■ WHAT YOU ARE ASKED TO DO ■
Search the data for the string "object" and extract every line where it appears.

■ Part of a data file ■
==*==

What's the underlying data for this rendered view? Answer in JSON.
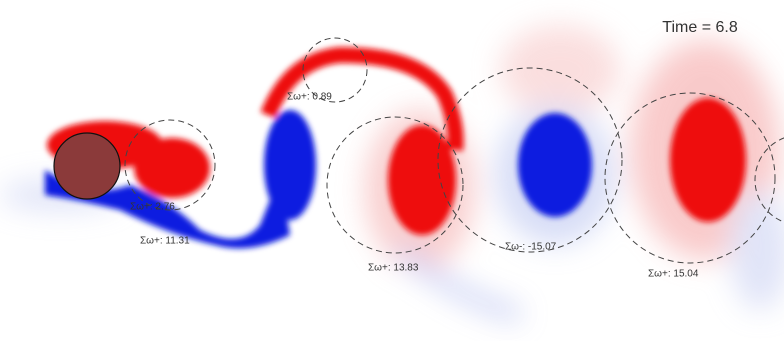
{
  "time_label": "Time = 6.8",
  "circulation_labels": [
    "Σω+: 0.89",
    "Σω+: 2.76",
    "Σω+: 11.31",
    "Σω+: 13.83",
    "Σω-: -15.07",
    "Σω+: 15.04"
  ]
}
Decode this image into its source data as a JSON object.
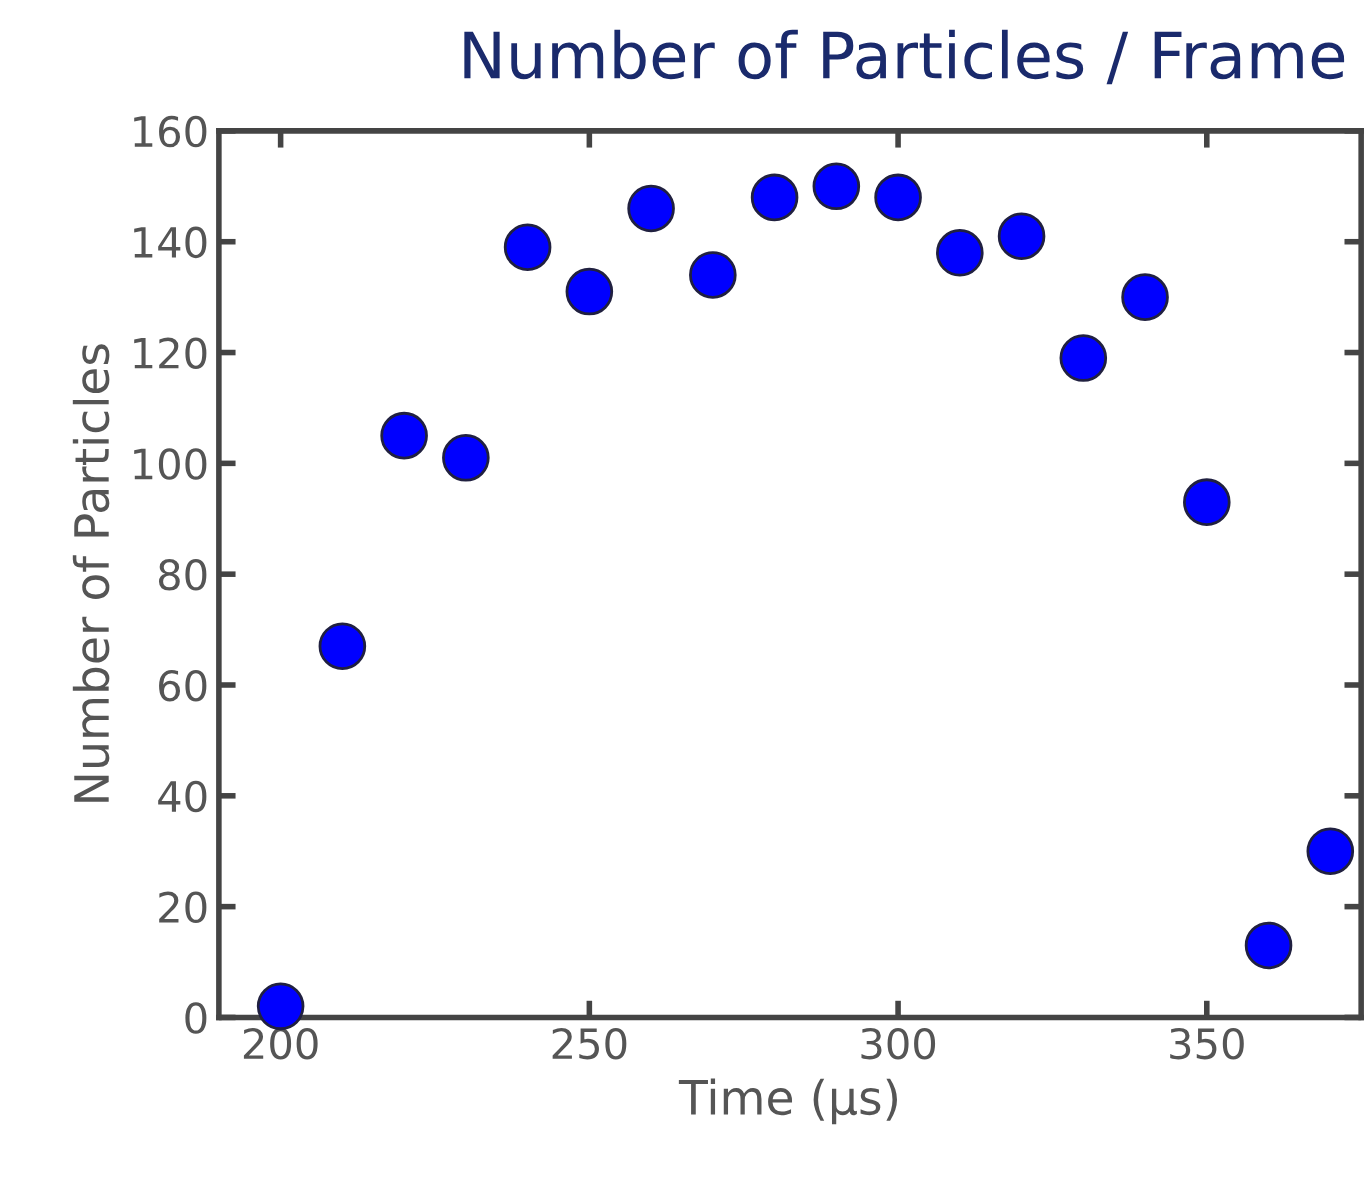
{
  "chart_data": {
    "type": "scatter",
    "title": "Number of Particles / Frame",
    "xlabel": "Time (μs)",
    "ylabel": "Number of Particles",
    "x": [
      200,
      210,
      220,
      230,
      240,
      250,
      260,
      270,
      280,
      290,
      300,
      310,
      320,
      330,
      340,
      350,
      360,
      370
    ],
    "series": [
      {
        "color": "#0000ff",
        "values": [
          2,
          67,
          105,
          101,
          139,
          131,
          146,
          134,
          148,
          150,
          148,
          138,
          141,
          119,
          130,
          93,
          13,
          30
        ]
      }
    ],
    "xlim": [
      190,
      375
    ],
    "ylim": [
      0,
      160
    ],
    "xticks": [
      200,
      250,
      300,
      350
    ],
    "yticks": [
      0,
      20,
      40,
      60,
      80,
      100,
      120,
      140,
      160
    ],
    "marker": "circle",
    "grid": false,
    "legend": false
  }
}
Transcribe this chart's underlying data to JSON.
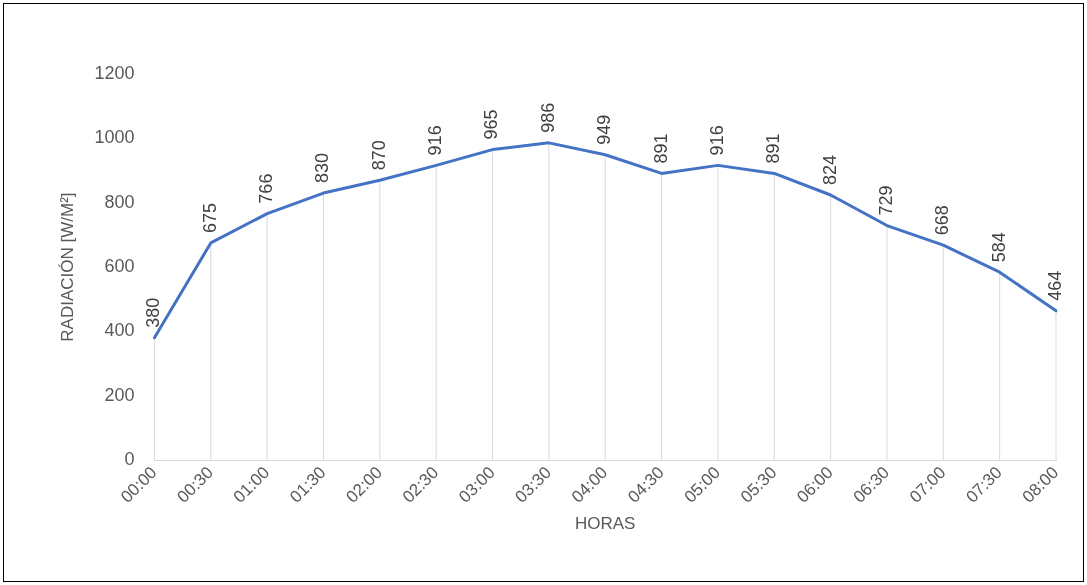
{
  "chart_data": {
    "type": "line",
    "xlabel": "HORAS",
    "ylabel": "RADIACIÓN [W/M²]",
    "categories": [
      "00:00",
      "00:30",
      "01:00",
      "01:30",
      "02:00",
      "02:30",
      "03:00",
      "03:30",
      "04:00",
      "04:30",
      "05:00",
      "05:30",
      "06:00",
      "06:30",
      "07:00",
      "07:30",
      "08:00"
    ],
    "series": [
      {
        "color": "#4472c4",
        "values": [
          380,
          675,
          766,
          830,
          870,
          916,
          965,
          986,
          949,
          891,
          916,
          891,
          824,
          729,
          668,
          584,
          464
        ]
      }
    ],
    "ylim": [
      0,
      1200
    ],
    "yticks": [
      0,
      200,
      400,
      600,
      800,
      1000,
      1200
    ],
    "grid": "x",
    "legend": false,
    "marker": "none",
    "line_style": "solid",
    "data_labels": true
  }
}
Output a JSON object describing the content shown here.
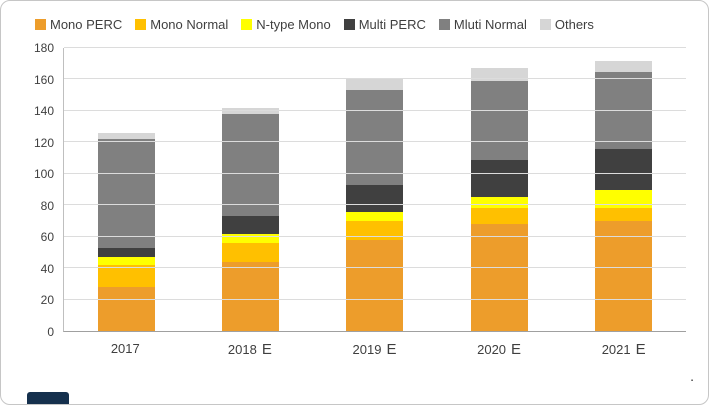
{
  "chart_data": {
    "type": "bar",
    "stacked": true,
    "title": "",
    "xlabel": "",
    "ylabel": "",
    "categories": [
      "2017",
      "2018 E",
      "2019 E",
      "2020 E",
      "2021 E"
    ],
    "series": [
      {
        "name": "Mono PERC",
        "color": "#ED9D2B",
        "values": [
          28,
          44,
          58,
          68,
          70
        ]
      },
      {
        "name": "Mono Normal",
        "color": "#FFC000",
        "values": [
          14,
          12,
          12,
          10,
          8
        ]
      },
      {
        "name": "N-type Mono",
        "color": "#FFFF00",
        "values": [
          5,
          6,
          6,
          7,
          12
        ]
      },
      {
        "name": "Multi PERC",
        "color": "#404040",
        "values": [
          6,
          11,
          17,
          24,
          26
        ]
      },
      {
        "name": "Mluti Normal",
        "color": "#808080",
        "values": [
          69,
          65,
          60,
          50,
          49
        ]
      },
      {
        "name": "Others",
        "color": "#D6D6D6",
        "values": [
          4,
          4,
          7,
          8,
          7
        ]
      }
    ],
    "ylim": [
      0,
      180
    ],
    "ytick_step": 20,
    "yticks": [
      0,
      20,
      40,
      60,
      80,
      100,
      120,
      140,
      160,
      180
    ],
    "grid": true,
    "legend_position": "top"
  },
  "footer": {
    "stray_text": "."
  }
}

==*==

■ SOLUTION TO THIS PROBLEM ■
Decode this image into its source data as a JSON object.
Output a JSON object describing the content shown here.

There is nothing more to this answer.